### INSTRUCTIONS FOR THE TASK
Tally the lines holding the word "name" and state the count by itself.
[BEGIN]
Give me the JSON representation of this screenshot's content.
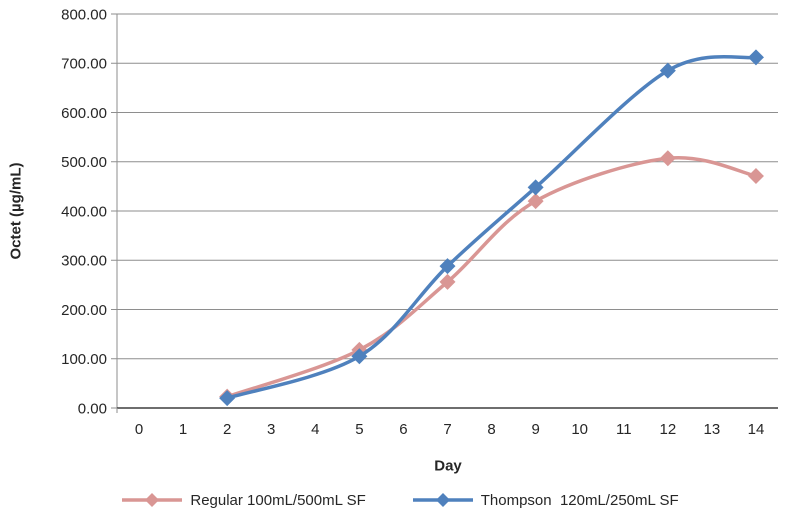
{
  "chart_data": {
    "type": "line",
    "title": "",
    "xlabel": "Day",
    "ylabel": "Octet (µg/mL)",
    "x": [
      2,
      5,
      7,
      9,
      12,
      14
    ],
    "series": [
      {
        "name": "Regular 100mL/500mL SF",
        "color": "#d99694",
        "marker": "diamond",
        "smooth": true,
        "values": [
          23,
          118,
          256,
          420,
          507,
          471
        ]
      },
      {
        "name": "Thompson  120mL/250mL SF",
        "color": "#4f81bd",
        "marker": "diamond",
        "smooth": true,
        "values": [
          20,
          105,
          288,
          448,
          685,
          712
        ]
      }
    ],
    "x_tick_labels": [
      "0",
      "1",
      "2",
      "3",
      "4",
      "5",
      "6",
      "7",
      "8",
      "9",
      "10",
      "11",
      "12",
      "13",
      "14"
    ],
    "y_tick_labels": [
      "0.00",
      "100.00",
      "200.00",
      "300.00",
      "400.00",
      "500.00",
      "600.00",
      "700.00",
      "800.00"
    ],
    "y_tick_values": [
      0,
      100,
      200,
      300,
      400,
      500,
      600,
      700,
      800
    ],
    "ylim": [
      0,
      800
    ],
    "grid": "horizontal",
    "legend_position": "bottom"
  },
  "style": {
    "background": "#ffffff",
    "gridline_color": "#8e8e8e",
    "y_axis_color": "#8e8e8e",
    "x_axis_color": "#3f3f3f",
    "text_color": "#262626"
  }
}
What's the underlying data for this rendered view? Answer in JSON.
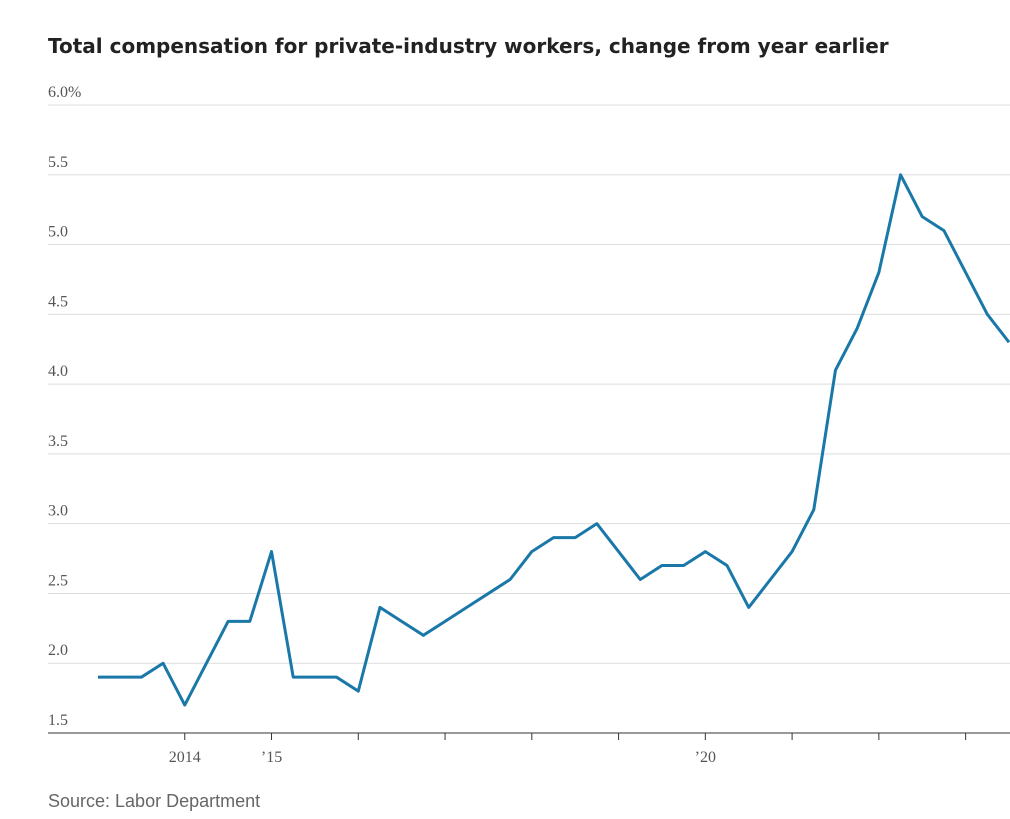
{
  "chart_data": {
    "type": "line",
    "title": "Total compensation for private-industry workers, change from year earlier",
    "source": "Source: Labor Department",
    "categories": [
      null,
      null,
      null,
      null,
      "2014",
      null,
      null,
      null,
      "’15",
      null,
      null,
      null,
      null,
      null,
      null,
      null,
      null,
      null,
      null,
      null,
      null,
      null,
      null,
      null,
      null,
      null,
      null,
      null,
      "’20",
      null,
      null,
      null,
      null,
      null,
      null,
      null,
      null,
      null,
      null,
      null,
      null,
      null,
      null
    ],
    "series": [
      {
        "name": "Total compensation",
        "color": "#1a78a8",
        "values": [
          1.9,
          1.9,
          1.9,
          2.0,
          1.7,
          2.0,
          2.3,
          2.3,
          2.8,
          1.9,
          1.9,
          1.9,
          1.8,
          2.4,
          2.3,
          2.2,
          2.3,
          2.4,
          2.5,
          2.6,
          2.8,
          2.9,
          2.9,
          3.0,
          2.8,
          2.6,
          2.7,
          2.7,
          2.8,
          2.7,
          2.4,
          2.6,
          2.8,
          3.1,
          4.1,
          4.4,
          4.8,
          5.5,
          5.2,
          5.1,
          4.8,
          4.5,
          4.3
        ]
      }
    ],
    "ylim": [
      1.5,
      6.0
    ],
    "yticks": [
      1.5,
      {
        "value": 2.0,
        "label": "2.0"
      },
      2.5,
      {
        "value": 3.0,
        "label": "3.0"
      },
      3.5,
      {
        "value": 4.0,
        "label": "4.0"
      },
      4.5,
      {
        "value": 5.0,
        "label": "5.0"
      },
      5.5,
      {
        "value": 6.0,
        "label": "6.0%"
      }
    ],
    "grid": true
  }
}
[END]
### WRITTEN SOLUTION
3